_Input data:_
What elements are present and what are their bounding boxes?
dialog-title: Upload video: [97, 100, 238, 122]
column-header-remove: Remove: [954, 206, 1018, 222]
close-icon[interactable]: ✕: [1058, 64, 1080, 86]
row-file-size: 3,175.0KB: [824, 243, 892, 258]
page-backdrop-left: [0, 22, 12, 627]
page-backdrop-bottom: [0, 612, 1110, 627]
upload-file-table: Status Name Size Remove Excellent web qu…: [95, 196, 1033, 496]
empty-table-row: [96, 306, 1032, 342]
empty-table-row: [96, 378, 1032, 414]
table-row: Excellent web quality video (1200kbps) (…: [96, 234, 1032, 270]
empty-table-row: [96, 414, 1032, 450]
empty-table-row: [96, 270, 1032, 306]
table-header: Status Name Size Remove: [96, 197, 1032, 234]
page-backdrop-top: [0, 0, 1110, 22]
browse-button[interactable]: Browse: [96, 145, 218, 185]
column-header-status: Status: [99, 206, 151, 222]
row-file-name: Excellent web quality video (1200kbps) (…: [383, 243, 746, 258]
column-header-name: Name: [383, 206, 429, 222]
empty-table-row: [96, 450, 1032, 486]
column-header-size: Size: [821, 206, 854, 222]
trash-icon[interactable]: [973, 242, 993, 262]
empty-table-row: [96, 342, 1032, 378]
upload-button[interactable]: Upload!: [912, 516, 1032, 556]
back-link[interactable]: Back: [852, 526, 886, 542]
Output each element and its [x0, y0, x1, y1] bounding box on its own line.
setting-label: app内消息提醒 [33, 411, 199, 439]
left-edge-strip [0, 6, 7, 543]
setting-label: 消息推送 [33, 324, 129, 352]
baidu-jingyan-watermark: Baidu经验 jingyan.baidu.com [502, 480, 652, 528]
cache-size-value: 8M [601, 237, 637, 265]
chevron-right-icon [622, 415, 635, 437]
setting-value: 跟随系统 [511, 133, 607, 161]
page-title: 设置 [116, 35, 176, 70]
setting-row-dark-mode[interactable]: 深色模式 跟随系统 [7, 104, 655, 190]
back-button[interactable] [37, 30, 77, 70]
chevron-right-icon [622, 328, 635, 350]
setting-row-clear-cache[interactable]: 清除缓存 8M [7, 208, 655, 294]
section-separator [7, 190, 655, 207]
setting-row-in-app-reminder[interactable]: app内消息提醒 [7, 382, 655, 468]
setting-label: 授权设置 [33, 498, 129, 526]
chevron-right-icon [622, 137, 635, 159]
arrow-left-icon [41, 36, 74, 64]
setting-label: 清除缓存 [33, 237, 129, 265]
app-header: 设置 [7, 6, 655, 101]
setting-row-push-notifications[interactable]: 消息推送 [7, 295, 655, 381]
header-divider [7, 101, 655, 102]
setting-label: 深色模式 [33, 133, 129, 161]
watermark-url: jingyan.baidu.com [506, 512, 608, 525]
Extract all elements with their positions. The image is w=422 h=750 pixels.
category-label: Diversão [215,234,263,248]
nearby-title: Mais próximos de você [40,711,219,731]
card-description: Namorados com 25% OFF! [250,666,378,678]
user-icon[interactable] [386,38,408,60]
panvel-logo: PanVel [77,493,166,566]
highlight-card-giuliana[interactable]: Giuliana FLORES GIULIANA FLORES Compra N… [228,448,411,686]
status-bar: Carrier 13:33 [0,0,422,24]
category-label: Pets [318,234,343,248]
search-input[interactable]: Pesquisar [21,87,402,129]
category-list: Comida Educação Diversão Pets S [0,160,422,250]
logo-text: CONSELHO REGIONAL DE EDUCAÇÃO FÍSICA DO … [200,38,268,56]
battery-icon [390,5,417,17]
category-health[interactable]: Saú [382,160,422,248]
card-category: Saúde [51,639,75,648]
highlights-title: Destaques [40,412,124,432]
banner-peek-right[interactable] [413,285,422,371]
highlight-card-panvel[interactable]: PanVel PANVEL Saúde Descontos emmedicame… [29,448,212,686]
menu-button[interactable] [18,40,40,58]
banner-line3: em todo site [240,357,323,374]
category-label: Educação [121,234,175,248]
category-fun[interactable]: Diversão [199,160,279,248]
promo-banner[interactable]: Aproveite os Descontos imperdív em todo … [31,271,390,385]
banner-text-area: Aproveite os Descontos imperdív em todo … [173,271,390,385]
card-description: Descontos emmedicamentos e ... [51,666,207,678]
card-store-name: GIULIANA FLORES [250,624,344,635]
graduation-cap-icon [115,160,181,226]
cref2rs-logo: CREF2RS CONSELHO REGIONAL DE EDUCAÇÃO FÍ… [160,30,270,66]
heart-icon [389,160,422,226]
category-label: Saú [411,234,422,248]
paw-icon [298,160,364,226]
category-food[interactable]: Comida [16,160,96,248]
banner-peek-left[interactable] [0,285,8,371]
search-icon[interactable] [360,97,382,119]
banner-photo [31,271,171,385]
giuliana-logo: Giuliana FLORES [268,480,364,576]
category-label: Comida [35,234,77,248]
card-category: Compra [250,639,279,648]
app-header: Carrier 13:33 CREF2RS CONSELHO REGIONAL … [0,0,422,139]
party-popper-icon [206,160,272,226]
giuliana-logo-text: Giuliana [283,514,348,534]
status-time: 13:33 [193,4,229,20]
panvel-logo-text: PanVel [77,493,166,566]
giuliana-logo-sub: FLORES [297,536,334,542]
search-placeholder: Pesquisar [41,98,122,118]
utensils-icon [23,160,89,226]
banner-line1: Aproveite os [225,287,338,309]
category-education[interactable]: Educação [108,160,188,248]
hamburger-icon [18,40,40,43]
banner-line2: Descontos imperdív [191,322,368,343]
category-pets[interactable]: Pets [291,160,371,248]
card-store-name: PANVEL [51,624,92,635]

_Required task:_ Could you reproduce all of the records above word for word, with no changes, additions or omissions?

_Task answer:_
What elements are present and what are their bounding boxes?
dialog-title: Upload video: [97, 100, 238, 122]
column-header-remove: Remove: [954, 206, 1018, 222]
close-icon[interactable]: ✕: [1058, 64, 1080, 86]
row-file-size: 3,175.0KB: [824, 243, 892, 258]
page-backdrop-left: [0, 22, 12, 627]
page-backdrop-bottom: [0, 612, 1110, 627]
upload-file-table: Status Name Size Remove Excellent web qu…: [95, 196, 1033, 496]
empty-table-row: [96, 306, 1032, 342]
empty-table-row: [96, 378, 1032, 414]
table-row: Excellent web quality video (1200kbps) (…: [96, 234, 1032, 270]
empty-table-row: [96, 414, 1032, 450]
empty-table-row: [96, 270, 1032, 306]
table-header: Status Name Size Remove: [96, 197, 1032, 234]
page-backdrop-top: [0, 0, 1110, 22]
browse-button[interactable]: Browse: [96, 145, 218, 185]
column-header-status: Status: [99, 206, 151, 222]
row-file-name: Excellent web quality video (1200kbps) (…: [383, 243, 746, 258]
column-header-name: Name: [383, 206, 429, 222]
empty-table-row: [96, 450, 1032, 486]
column-header-size: Size: [821, 206, 854, 222]
trash-icon[interactable]: [973, 242, 993, 262]
empty-table-row: [96, 342, 1032, 378]
upload-button[interactable]: Upload!: [912, 516, 1032, 556]
back-link[interactable]: Back: [852, 526, 886, 542]
Output each element and its [x0, y0, x1, y1] bounding box on its own line.
setting-label: app内消息提醒 [33, 411, 199, 439]
left-edge-strip [0, 6, 7, 543]
setting-label: 消息推送 [33, 324, 129, 352]
baidu-jingyan-watermark: Baidu经验 jingyan.baidu.com [502, 480, 652, 528]
cache-size-value: 8M [601, 237, 637, 265]
chevron-right-icon [622, 415, 635, 437]
setting-value: 跟随系统 [511, 133, 607, 161]
page-title: 设置 [116, 35, 176, 70]
setting-row-dark-mode[interactable]: 深色模式 跟随系统 [7, 104, 655, 190]
back-button[interactable] [37, 30, 77, 70]
chevron-right-icon [622, 328, 635, 350]
setting-row-clear-cache[interactable]: 清除缓存 8M [7, 208, 655, 294]
section-separator [7, 190, 655, 207]
setting-row-in-app-reminder[interactable]: app内消息提醒 [7, 382, 655, 468]
setting-label: 授权设置 [33, 498, 129, 526]
chevron-right-icon [622, 137, 635, 159]
arrow-left-icon [41, 36, 74, 64]
setting-label: 清除缓存 [33, 237, 129, 265]
app-header: 设置 [7, 6, 655, 101]
setting-row-push-notifications[interactable]: 消息推送 [7, 295, 655, 381]
header-divider [7, 101, 655, 102]
setting-label: 深色模式 [33, 133, 129, 161]
watermark-url: jingyan.baidu.com [506, 512, 608, 525]
Extract all elements with their positions. The image is w=422 h=750 pixels.
category-label: Diversão [215,234,263,248]
nearby-title: Mais próximos de você [40,711,219,731]
card-description: Namorados com 25% OFF! [250,666,378,678]
user-icon[interactable] [386,38,408,60]
panvel-logo: PanVel [77,493,166,566]
highlight-card-giuliana[interactable]: Giuliana FLORES GIULIANA FLORES Compra N… [228,448,411,686]
status-bar: Carrier 13:33 [0,0,422,24]
category-label: Pets [318,234,343,248]
search-input[interactable]: Pesquisar [21,87,402,129]
category-list: Comida Educação Diversão Pets S [0,160,422,250]
logo-text: CONSELHO REGIONAL DE EDUCAÇÃO FÍSICA DO … [200,38,268,56]
battery-icon [390,5,417,17]
category-health[interactable]: Saú [382,160,422,248]
card-category: Saúde [51,639,75,648]
highlights-title: Destaques [40,412,124,432]
banner-peek-right[interactable] [413,285,422,371]
highlight-card-panvel[interactable]: PanVel PANVEL Saúde Descontos emmedicame… [29,448,212,686]
menu-button[interactable] [18,40,40,58]
banner-line3: em todo site [240,357,323,374]
category-label: Educação [121,234,175,248]
category-fun[interactable]: Diversão [199,160,279,248]
promo-banner[interactable]: Aproveite os Descontos imperdív em todo … [31,271,390,385]
banner-text-area: Aproveite os Descontos imperdív em todo … [173,271,390,385]
card-description: Descontos emmedicamentos e ... [51,666,207,678]
card-store-name: GIULIANA FLORES [250,624,344,635]
graduation-cap-icon [115,160,181,226]
cref2rs-logo: CREF2RS CONSELHO REGIONAL DE EDUCAÇÃO FÍ… [160,30,270,66]
heart-icon [389,160,422,226]
category-label: Saú [411,234,422,248]
paw-icon [298,160,364,226]
category-food[interactable]: Comida [16,160,96,248]
banner-peek-left[interactable] [0,285,8,371]
search-icon[interactable] [360,97,382,119]
banner-photo [31,271,171,385]
giuliana-logo: Giuliana FLORES [268,480,364,576]
category-label: Comida [35,234,77,248]
card-category: Compra [250,639,279,648]
app-header: Carrier 13:33 CREF2RS CONSELHO REGIONAL … [0,0,422,139]
party-popper-icon [206,160,272,226]
giuliana-logo-text: Giuliana [283,514,348,534]
status-time: 13:33 [193,4,229,20]
panvel-logo-text: PanVel [77,493,166,566]
giuliana-logo-sub: FLORES [297,536,334,542]
search-placeholder: Pesquisar [41,98,122,118]
utensils-icon [23,160,89,226]
banner-line1: Aproveite os [225,287,338,309]
category-education[interactable]: Educação [108,160,188,248]
hamburger-icon [18,40,40,43]
banner-line2: Descontos imperdív [191,322,368,343]
category-pets[interactable]: Pets [291,160,371,248]
card-store-name: PANVEL [51,624,92,635]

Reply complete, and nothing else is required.